>> start Records for processing

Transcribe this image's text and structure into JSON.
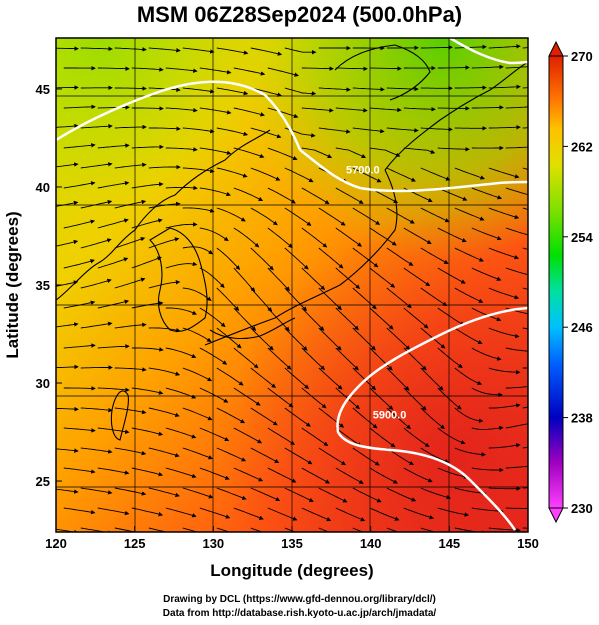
{
  "title": "MSM 06Z28Sep2024 (500.0hPa)",
  "x_axis": {
    "label": "Longitude (degrees)",
    "range": [
      120,
      150
    ],
    "ticks": [
      "120",
      "125",
      "130",
      "135",
      "140",
      "145",
      "150"
    ]
  },
  "y_axis": {
    "label": "Latitude  (degrees)",
    "range": [
      22.4,
      47.6
    ],
    "ticks": [
      "25",
      "30",
      "35",
      "40",
      "45"
    ]
  },
  "colorbar": {
    "range": [
      230,
      270
    ],
    "ticks": [
      "230",
      "238",
      "246",
      "254",
      "262",
      "270"
    ],
    "colors": [
      "#ff40ff",
      "#c000c0",
      "#0000c0",
      "#0040ff",
      "#00c0ff",
      "#00e0a0",
      "#00e000",
      "#80e000",
      "#e0e000",
      "#ffc000",
      "#ff8000",
      "#ff4000",
      "#e02000"
    ]
  },
  "contours": [
    {
      "label": "5900.0",
      "lon": 141.2,
      "lat": 28.2
    },
    {
      "label": "5700.0",
      "lon": 139.5,
      "lat": 40.7
    }
  ],
  "credits": [
    "Drawing by DCL (https://www.gfd-dennou.org/library/dcl/)",
    "Data from http://database.rish.kyoto-u.ac.jp/arch/jmadata/"
  ]
}
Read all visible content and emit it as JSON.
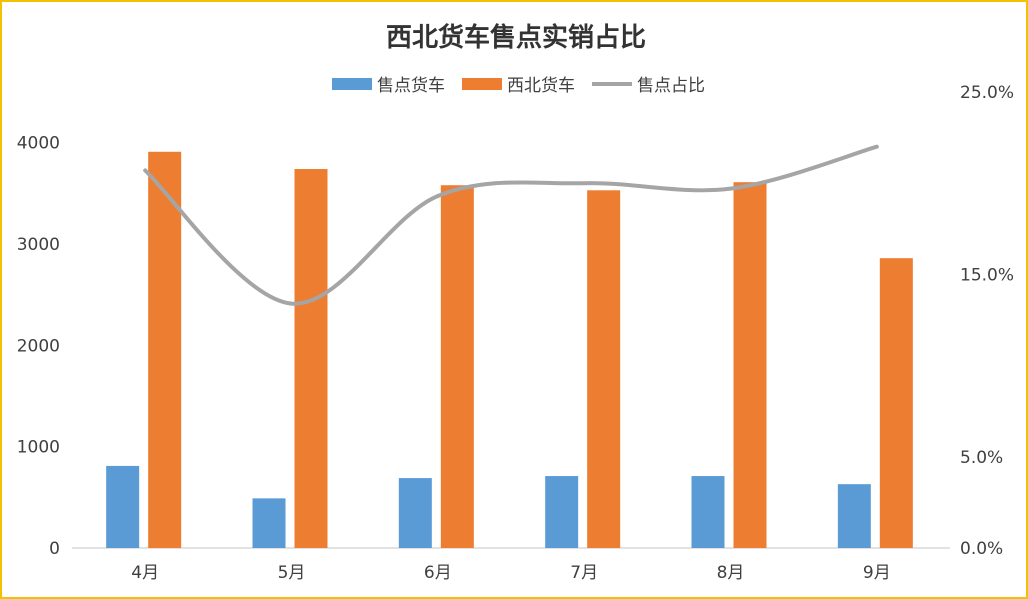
{
  "chart_data": {
    "type": "bar",
    "title": "西北货车售点实销占比",
    "categories": [
      "4月",
      "5月",
      "6月",
      "7月",
      "8月",
      "9月"
    ],
    "series": [
      {
        "name": "售点货车",
        "kind": "bar",
        "axis": "left",
        "color": "#5b9bd5",
        "values": [
          810,
          490,
          690,
          710,
          710,
          630
        ]
      },
      {
        "name": "西北货车",
        "kind": "bar",
        "axis": "left",
        "color": "#ed7d31",
        "values": [
          3910,
          3740,
          3580,
          3530,
          3610,
          2860
        ]
      },
      {
        "name": "售点占比",
        "kind": "line",
        "smooth": true,
        "axis": "right",
        "color": "#a5a5a5",
        "values": [
          0.207,
          0.134,
          0.193,
          0.2,
          0.197,
          0.22
        ]
      }
    ],
    "y_left": {
      "ylim": [
        0,
        4500
      ],
      "ticks": [
        "0",
        "1000",
        "2000",
        "3000",
        "4000"
      ]
    },
    "y_right": {
      "ylim": [
        0,
        0.25
      ],
      "ticks": [
        "0.0%",
        "5.0%",
        "15.0%",
        "25.0%"
      ]
    },
    "xlabel": "",
    "ylabel": "",
    "grid": false,
    "legend_position": "top"
  }
}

>> end Records for processing

* Job *
Every record above should come back exactly, but without its pictures.

* Answer for the task *
Transcribe this image's text and structure into JSON.
{
  "title": "MSM 06Z28Sep2024 (500.0hPa)",
  "x_axis": {
    "label": "Longitude (degrees)",
    "range": [
      120,
      150
    ],
    "ticks": [
      "120",
      "125",
      "130",
      "135",
      "140",
      "145",
      "150"
    ]
  },
  "y_axis": {
    "label": "Latitude  (degrees)",
    "range": [
      22.4,
      47.6
    ],
    "ticks": [
      "25",
      "30",
      "35",
      "40",
      "45"
    ]
  },
  "colorbar": {
    "range": [
      230,
      270
    ],
    "ticks": [
      "230",
      "238",
      "246",
      "254",
      "262",
      "270"
    ],
    "colors": [
      "#ff40ff",
      "#c000c0",
      "#0000c0",
      "#0040ff",
      "#00c0ff",
      "#00e0a0",
      "#00e000",
      "#80e000",
      "#e0e000",
      "#ffc000",
      "#ff8000",
      "#ff4000",
      "#e02000"
    ]
  },
  "contours": [
    {
      "label": "5900.0",
      "lon": 141.2,
      "lat": 28.2
    },
    {
      "label": "5700.0",
      "lon": 139.5,
      "lat": 40.7
    }
  ],
  "credits": [
    "Drawing by DCL (https://www.gfd-dennou.org/library/dcl/)",
    "Data from http://database.rish.kyoto-u.ac.jp/arch/jmadata/"
  ]
}
Read all visible content and emit it as JSON.
{
  "chart_data": {
    "type": "bar",
    "title": "西北货车售点实销占比",
    "categories": [
      "4月",
      "5月",
      "6月",
      "7月",
      "8月",
      "9月"
    ],
    "series": [
      {
        "name": "售点货车",
        "kind": "bar",
        "axis": "left",
        "color": "#5b9bd5",
        "values": [
          810,
          490,
          690,
          710,
          710,
          630
        ]
      },
      {
        "name": "西北货车",
        "kind": "bar",
        "axis": "left",
        "color": "#ed7d31",
        "values": [
          3910,
          3740,
          3580,
          3530,
          3610,
          2860
        ]
      },
      {
        "name": "售点占比",
        "kind": "line",
        "smooth": true,
        "axis": "right",
        "color": "#a5a5a5",
        "values": [
          0.207,
          0.134,
          0.193,
          0.2,
          0.197,
          0.22
        ]
      }
    ],
    "y_left": {
      "ylim": [
        0,
        4500
      ],
      "ticks": [
        "0",
        "1000",
        "2000",
        "3000",
        "4000"
      ]
    },
    "y_right": {
      "ylim": [
        0,
        0.25
      ],
      "ticks": [
        "0.0%",
        "5.0%",
        "15.0%",
        "25.0%"
      ]
    },
    "xlabel": "",
    "ylabel": "",
    "grid": false,
    "legend_position": "top"
  }
}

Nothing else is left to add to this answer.